# [Written exercise]
Give the number of lines that contain the string "这件衬衣原价是多少元", and nothing else.

--- Start ---

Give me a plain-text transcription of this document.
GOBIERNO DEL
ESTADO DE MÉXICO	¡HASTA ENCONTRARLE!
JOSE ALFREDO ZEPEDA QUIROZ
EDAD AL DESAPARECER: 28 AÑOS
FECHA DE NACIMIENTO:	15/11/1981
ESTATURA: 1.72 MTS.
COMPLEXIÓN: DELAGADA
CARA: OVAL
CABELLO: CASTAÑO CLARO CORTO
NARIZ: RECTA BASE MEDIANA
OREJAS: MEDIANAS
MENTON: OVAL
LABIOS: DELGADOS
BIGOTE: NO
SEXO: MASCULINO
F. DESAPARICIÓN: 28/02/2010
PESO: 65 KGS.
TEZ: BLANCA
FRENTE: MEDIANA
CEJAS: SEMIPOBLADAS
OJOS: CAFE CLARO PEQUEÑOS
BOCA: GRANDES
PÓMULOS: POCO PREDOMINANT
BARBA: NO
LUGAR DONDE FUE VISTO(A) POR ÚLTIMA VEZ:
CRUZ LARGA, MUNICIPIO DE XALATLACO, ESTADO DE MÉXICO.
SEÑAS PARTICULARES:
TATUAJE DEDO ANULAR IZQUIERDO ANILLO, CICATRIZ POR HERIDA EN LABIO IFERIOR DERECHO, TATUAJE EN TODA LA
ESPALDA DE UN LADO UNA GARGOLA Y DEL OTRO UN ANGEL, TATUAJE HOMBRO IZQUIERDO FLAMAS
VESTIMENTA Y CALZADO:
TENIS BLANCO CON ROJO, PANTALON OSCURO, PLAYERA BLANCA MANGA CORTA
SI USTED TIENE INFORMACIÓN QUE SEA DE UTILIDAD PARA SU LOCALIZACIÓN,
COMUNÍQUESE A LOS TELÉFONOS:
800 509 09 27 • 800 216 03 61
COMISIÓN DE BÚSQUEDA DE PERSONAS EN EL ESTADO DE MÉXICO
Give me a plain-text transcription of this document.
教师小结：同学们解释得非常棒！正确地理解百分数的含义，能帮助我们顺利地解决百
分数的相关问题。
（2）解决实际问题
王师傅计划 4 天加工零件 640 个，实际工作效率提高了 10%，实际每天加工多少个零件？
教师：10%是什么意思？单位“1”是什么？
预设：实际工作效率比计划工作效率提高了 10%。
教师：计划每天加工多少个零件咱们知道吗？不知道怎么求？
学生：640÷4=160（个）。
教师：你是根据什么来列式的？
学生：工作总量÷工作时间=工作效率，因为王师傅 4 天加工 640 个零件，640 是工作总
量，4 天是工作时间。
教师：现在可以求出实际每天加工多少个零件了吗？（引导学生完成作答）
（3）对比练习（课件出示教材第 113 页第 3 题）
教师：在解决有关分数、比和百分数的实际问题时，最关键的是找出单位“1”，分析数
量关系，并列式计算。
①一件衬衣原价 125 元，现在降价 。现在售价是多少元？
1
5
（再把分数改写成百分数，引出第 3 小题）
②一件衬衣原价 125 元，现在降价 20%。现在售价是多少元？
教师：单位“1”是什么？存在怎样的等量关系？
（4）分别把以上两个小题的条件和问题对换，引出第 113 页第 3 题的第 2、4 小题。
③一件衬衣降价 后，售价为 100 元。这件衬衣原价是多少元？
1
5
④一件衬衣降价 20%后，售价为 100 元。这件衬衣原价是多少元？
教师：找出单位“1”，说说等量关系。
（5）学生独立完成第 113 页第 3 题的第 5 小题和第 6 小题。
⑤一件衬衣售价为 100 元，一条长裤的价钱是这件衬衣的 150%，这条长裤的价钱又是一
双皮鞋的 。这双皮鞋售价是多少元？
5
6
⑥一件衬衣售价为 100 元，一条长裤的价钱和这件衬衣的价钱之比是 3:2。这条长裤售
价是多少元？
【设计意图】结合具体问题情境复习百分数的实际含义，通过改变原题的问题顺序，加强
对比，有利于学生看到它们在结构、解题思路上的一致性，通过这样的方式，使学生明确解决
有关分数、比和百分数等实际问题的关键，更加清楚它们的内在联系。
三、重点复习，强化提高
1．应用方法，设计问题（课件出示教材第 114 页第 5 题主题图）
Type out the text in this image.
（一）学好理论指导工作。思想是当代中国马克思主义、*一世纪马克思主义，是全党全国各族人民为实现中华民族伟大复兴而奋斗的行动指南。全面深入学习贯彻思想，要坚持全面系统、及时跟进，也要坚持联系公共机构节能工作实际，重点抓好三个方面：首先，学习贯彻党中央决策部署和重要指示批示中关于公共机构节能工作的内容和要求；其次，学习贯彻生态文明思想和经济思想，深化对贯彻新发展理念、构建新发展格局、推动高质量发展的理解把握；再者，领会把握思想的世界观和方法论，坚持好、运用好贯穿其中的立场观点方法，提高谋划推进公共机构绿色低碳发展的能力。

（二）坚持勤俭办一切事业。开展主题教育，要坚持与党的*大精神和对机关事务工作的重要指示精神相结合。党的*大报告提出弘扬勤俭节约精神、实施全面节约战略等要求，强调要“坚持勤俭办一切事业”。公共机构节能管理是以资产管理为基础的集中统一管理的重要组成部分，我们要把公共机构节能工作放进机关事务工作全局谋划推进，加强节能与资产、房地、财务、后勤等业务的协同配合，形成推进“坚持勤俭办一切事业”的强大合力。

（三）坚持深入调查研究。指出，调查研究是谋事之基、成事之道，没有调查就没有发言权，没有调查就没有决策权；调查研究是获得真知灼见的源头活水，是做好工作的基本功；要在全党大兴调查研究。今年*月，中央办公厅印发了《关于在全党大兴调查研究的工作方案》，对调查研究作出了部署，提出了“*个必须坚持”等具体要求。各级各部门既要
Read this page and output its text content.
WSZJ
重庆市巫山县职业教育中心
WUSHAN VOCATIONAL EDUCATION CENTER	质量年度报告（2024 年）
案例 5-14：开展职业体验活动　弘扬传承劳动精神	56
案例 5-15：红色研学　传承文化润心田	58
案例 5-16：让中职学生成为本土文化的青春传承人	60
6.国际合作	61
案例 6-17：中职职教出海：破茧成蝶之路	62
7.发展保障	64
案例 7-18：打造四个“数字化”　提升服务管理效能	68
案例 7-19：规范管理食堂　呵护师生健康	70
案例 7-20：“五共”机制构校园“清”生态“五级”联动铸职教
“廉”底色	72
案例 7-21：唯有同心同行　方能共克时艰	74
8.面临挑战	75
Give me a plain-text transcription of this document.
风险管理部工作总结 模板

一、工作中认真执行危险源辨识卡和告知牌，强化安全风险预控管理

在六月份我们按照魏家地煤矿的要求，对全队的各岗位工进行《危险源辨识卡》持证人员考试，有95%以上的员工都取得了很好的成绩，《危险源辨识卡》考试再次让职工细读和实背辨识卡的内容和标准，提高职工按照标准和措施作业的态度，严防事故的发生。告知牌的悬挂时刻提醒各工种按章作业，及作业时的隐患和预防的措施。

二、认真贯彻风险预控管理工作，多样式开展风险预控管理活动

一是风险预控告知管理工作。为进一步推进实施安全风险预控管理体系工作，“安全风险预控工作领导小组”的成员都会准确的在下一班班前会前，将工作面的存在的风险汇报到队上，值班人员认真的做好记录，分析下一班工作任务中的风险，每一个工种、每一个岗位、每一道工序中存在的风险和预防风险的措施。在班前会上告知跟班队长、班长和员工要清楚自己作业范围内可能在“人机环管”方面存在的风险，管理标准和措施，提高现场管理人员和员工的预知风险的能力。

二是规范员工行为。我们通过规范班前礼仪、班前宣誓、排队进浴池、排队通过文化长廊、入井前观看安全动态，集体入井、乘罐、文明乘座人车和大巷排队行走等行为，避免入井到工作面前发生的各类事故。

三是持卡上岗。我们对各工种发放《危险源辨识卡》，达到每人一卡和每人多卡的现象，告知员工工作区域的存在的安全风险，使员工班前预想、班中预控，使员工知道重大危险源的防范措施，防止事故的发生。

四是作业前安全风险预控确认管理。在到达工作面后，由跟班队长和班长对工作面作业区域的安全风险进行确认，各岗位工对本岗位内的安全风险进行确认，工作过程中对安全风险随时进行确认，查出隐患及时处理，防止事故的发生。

--- End ---

# [Exercise solution]
2